[Entries from a dataset]
■ ■ ■ ■ ■

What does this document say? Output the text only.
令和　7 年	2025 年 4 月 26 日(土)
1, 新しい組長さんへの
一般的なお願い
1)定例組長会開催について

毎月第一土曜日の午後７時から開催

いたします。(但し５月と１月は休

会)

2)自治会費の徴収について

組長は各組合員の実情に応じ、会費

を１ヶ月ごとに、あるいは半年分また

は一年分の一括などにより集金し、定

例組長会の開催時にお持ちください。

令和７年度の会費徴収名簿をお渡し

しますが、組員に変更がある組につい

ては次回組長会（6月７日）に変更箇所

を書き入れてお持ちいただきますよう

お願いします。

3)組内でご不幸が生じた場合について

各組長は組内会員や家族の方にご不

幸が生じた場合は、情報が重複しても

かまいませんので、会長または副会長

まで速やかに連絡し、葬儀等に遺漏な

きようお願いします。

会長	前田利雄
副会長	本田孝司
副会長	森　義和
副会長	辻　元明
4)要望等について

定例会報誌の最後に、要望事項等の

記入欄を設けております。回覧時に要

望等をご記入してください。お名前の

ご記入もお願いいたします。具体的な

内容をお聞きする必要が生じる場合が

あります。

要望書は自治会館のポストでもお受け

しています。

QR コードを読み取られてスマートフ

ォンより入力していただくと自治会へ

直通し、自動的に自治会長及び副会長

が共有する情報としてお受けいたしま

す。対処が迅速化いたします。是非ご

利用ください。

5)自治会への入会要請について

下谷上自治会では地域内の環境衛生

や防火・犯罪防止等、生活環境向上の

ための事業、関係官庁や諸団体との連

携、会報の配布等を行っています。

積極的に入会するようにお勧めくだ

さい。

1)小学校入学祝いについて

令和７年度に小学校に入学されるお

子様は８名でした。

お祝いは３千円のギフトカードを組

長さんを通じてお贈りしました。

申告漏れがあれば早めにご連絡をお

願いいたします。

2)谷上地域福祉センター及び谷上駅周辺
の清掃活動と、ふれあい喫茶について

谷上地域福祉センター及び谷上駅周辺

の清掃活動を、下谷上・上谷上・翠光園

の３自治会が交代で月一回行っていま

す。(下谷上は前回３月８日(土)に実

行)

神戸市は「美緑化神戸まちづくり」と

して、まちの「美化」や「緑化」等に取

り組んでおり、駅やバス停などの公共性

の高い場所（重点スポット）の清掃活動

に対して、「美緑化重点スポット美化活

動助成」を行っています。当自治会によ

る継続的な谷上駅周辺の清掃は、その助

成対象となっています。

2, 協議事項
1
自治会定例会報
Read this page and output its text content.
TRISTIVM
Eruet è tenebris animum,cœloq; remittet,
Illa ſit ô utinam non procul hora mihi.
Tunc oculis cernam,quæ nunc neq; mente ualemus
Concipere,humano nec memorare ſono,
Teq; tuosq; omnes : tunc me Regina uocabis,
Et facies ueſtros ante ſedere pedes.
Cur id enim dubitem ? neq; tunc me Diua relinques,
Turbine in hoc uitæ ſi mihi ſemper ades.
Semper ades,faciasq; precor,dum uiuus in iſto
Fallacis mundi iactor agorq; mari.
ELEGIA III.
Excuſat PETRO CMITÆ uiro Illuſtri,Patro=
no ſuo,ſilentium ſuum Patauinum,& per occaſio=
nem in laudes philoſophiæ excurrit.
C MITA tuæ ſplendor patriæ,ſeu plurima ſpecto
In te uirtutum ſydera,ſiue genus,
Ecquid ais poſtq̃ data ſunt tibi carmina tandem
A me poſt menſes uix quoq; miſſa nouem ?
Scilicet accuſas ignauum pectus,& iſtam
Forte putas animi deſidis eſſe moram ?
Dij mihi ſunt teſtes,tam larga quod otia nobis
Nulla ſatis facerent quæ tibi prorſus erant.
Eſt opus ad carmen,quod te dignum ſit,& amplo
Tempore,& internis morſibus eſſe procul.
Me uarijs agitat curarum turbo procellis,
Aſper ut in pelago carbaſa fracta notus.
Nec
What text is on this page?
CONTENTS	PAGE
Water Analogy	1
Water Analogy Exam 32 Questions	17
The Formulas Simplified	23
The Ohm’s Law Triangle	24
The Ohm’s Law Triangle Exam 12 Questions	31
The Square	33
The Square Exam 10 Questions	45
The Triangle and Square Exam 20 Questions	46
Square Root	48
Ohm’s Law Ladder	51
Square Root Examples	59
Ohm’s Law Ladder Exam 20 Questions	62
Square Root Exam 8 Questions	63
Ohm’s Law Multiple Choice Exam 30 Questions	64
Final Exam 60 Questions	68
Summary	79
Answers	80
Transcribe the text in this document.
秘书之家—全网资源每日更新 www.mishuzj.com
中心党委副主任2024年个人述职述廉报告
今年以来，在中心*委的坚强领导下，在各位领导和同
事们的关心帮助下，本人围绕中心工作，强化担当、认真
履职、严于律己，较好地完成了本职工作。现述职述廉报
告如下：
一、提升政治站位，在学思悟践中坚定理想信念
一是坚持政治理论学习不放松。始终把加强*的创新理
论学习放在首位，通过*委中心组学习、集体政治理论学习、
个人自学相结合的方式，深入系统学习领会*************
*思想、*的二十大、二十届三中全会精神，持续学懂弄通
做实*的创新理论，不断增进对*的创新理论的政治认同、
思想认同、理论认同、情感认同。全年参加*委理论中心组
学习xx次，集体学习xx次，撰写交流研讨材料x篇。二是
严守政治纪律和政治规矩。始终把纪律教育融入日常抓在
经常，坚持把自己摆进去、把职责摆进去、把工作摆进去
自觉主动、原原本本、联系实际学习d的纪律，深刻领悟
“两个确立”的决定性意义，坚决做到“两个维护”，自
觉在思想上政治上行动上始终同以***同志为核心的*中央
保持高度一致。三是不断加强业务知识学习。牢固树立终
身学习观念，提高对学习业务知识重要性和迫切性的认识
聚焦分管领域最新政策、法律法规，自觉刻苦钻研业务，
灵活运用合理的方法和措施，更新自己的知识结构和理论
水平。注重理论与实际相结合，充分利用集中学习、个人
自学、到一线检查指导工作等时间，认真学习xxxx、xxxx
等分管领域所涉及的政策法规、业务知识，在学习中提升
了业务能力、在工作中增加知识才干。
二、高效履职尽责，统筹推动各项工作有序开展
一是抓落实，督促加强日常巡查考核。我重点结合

■ ■ ■ ■ ■

__Work to do__: A single figure is required: the number of lines above in which the word "procul" occurs.

__Exercise result__: 2